§ **課題内容**: Sibelius 7.5のレビューから、「AVIDSibelius 7.5」を含む語句で始まり「セプトに迫りたいと思います。」で終わる部分を、一字一句違えずに書き写してください。

「AVID Sibelius 7.5」製品レビュー:iPad向け閲覧&再生アプリとの連携が可能になった楽譜作成ソフト

AVIDSibelius 7.5
楽譜作成(ノーテーション)ソフトのSibeliusは、バージョン6以降AVIDからのリリースとなったため、Pro Toolsとの連携やユーザー・インターフェースが大きく進化しました。今回の7.5ではどのような新機能が追加されたのでしょうか。深く探ってみるとともに、Sibeliusというソフトのコンセプトに迫りたいと思います。

大編成楽譜の構成も確実に把握
人間的な演奏をする再生エンジン


もともとSibeliusは直感的な操作性をウリにしていましたが、タイムライン・ウィンドウの追加によって、さらに向上したといってもいいでしょう。ノーテーション・ソフトを使用していて一番煩わしいのは、曲が長くなってくると画面のスクロールに費やす時間が増えてくるということでした。もともとナビゲーターという機能が付いていましたが、やはりページ数がかさむとそれでもスクロールをするのが面倒になってしまいます。今回追加されたタイムライン・ウィンドウではその悩みを打ち消す工夫がなされています。特にオーケストラのスコアリング時はパート数が多く、曲が長いことも多いため、目当ての部分を探すにも縦に横にと忙しかったのですが、この機能では小節番号やリハーサル・マーク、テンポやキー変更情報、音符が入っているパートなど、楽曲の構成がすべて一望できるようになっています(画面①)。

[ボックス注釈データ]
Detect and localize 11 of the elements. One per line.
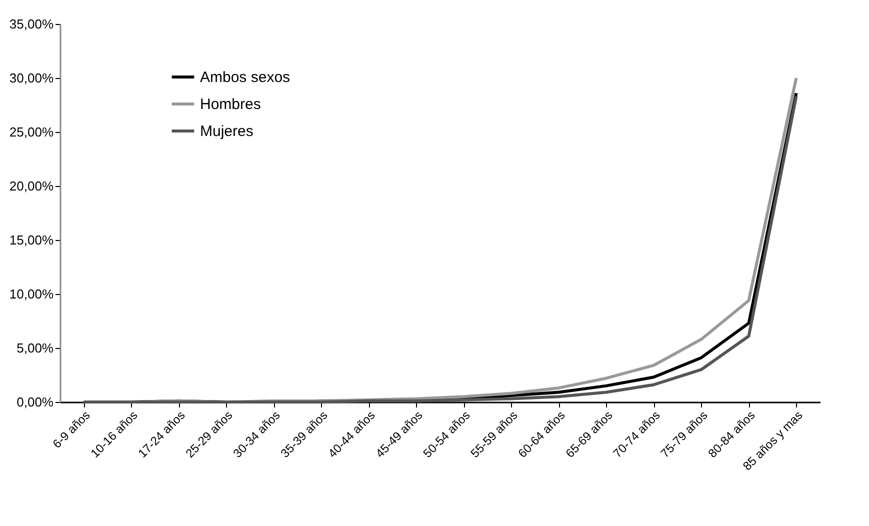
legend-label: Hombres (200, 96, 261, 113)
y-tick-label: 20,00% (9, 178, 54, 194)
y-tick-label: 25,00% (9, 124, 54, 140)
y-tick-label: 5,00% (16, 340, 54, 356)
legend-label: Ambos sexos (200, 69, 290, 86)
y-tick-label: 15,00% (9, 232, 54, 248)
y-tick-label: 10,00% (9, 286, 54, 302)
y-tick-label: 0,00% (16, 394, 54, 410)
legend-label: Mujeres (200, 123, 254, 140)
y-tick-label: 35,00% (9, 16, 54, 32)
y-tick-label: 30,00% (9, 70, 54, 86)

§ **課題への回答**:
AVIDSibelius 7.5
楽譜作成(ノーテーション)ソフトのSibeliusは、バージョン6以降AVIDからのリリースとなったため、Pro Toolsとの連携やユーザー・インターフェースが大きく進化しました。今回の7.5ではどのような新機能が追加されたのでしょうか。深く探ってみるとともに、Sibeliusというソフトのコンセプトに迫りたいと思います。